GOAL ▸ Return each line holding the string "imageset".

(Some records)

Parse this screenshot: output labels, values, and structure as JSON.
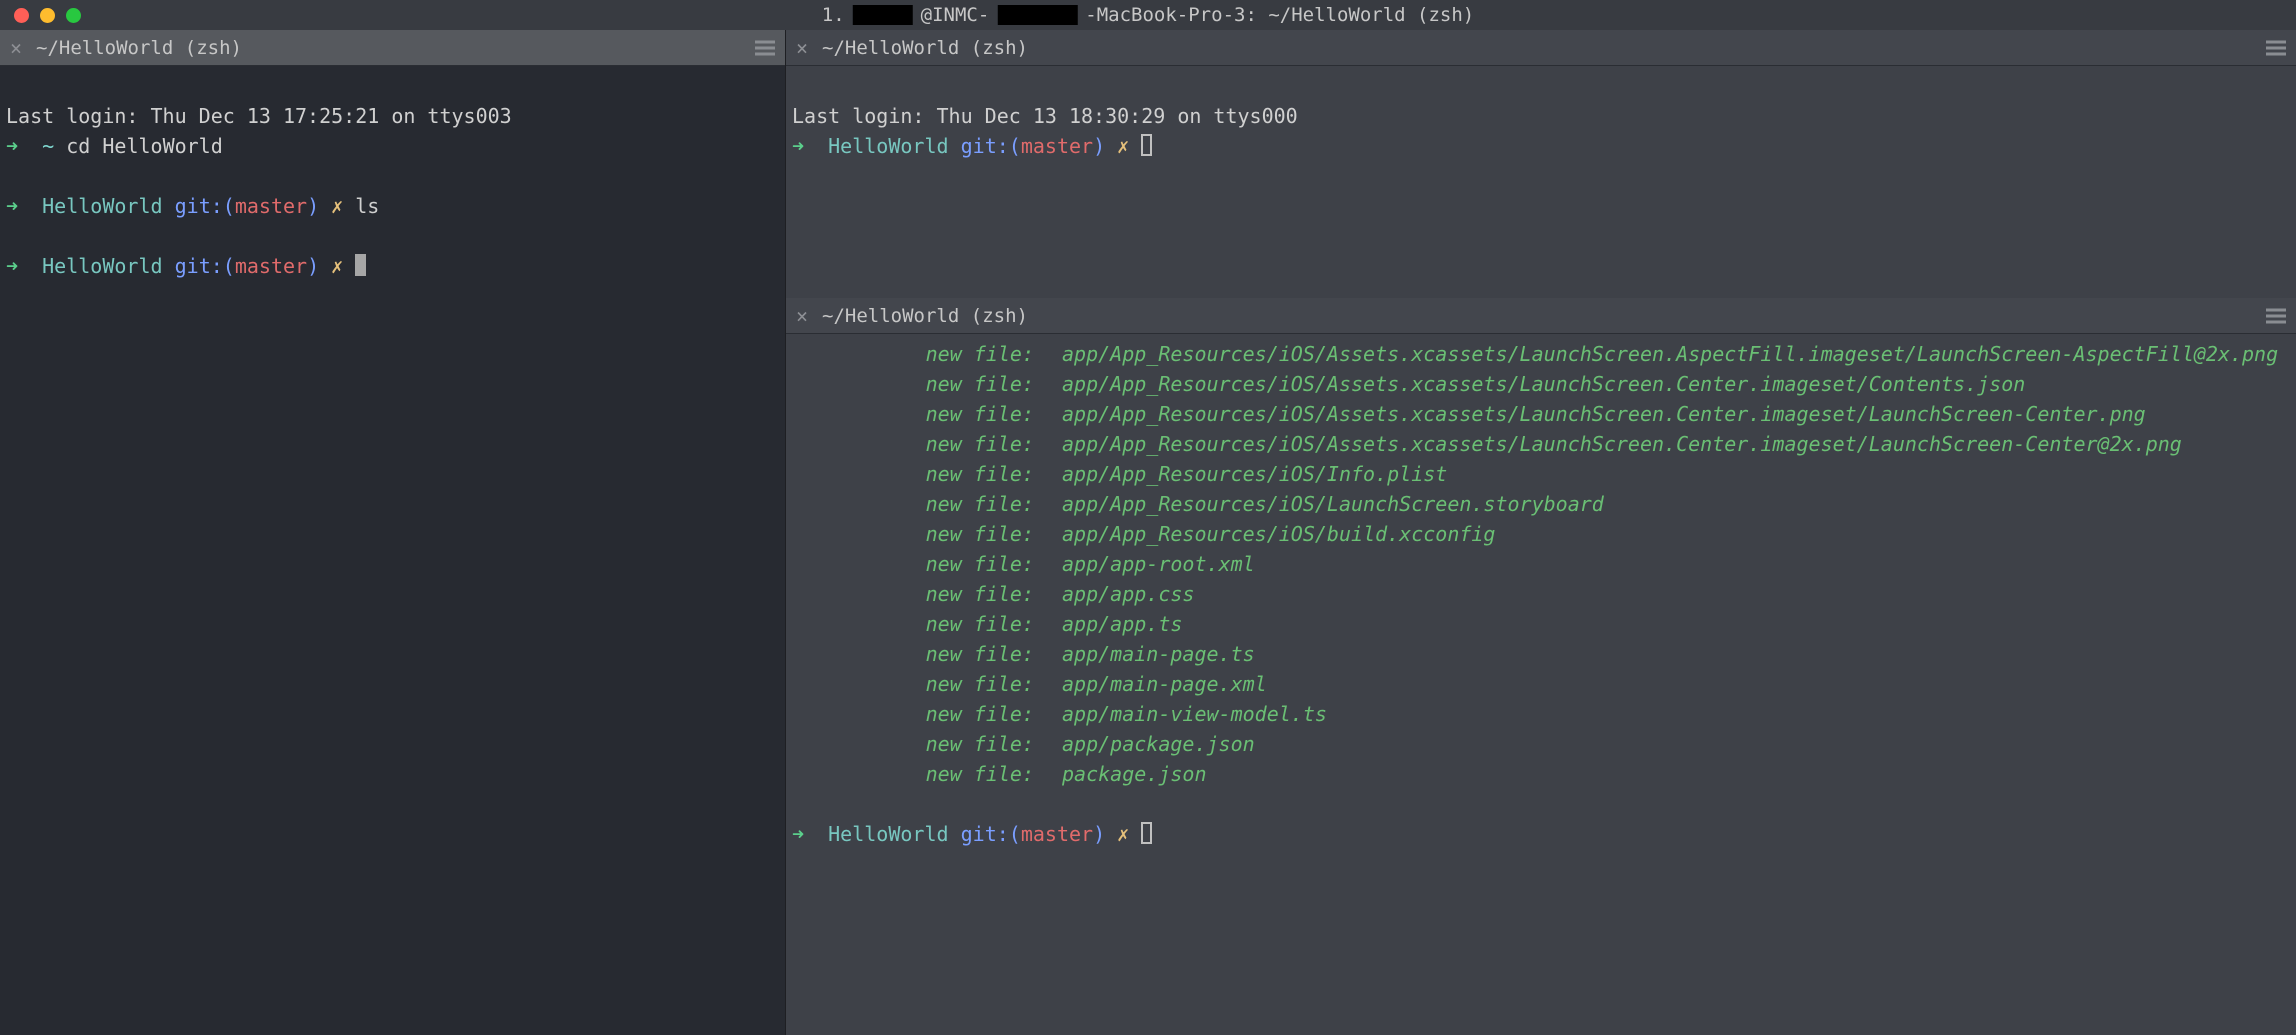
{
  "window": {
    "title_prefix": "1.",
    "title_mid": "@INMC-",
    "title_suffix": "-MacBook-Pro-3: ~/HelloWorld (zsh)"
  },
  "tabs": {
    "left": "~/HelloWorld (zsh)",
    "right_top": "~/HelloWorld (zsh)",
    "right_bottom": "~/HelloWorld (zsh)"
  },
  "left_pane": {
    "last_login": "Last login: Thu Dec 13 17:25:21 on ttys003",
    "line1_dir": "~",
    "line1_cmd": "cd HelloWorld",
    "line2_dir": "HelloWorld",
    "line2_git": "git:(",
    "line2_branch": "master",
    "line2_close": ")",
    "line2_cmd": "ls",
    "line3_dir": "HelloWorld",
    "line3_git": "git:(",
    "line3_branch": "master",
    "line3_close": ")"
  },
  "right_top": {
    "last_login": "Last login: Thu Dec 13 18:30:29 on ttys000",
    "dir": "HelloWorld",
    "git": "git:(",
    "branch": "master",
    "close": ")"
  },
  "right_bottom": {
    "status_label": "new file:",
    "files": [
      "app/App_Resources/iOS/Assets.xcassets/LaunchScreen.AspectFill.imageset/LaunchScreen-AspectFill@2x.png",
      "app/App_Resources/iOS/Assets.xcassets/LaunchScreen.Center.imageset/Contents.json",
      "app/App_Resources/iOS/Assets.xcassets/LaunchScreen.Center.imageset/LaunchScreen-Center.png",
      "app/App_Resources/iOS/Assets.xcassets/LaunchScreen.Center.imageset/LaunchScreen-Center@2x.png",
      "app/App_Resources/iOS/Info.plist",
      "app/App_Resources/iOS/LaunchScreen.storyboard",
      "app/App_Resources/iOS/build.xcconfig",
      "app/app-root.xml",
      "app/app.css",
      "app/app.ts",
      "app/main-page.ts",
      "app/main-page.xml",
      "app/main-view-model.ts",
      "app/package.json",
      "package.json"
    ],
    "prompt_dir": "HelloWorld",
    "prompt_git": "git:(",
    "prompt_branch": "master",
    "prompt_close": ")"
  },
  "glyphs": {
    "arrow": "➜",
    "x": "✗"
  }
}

...

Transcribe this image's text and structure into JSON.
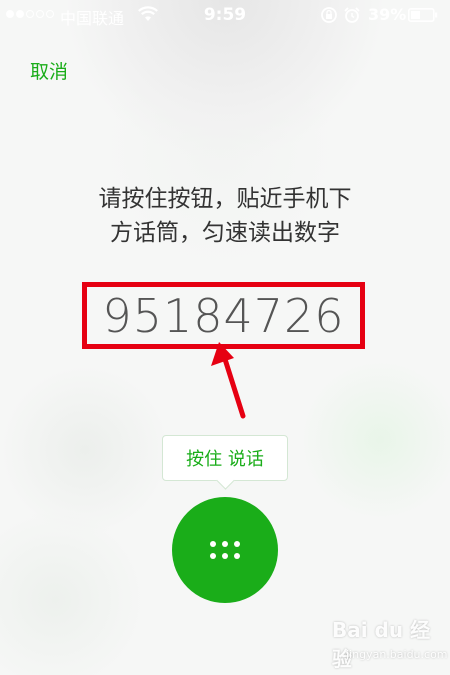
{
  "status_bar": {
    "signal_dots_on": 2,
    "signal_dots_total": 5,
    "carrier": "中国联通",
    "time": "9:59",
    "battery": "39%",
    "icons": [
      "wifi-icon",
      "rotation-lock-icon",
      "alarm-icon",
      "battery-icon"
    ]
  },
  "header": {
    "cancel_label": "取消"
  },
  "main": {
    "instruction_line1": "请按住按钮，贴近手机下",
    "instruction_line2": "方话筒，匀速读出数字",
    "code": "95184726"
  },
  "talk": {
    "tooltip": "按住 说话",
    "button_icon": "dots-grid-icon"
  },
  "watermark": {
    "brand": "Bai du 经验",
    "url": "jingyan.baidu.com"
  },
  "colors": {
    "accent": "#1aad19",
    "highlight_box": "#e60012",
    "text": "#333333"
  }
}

RESPONSE TO THE EXERCISE ▸
      "app/App_Resources/iOS/Assets.xcassets/LaunchScreen.AspectFill.imageset/LaunchScreen-AspectFill@2x.png",
      "app/App_Resources/iOS/Assets.xcassets/LaunchScreen.Center.imageset/Contents.json",
      "app/App_Resources/iOS/Assets.xcassets/LaunchScreen.Center.imageset/LaunchScreen-Center.png",
      "app/App_Resources/iOS/Assets.xcassets/LaunchScreen.Center.imageset/LaunchScreen-Center@2x.png",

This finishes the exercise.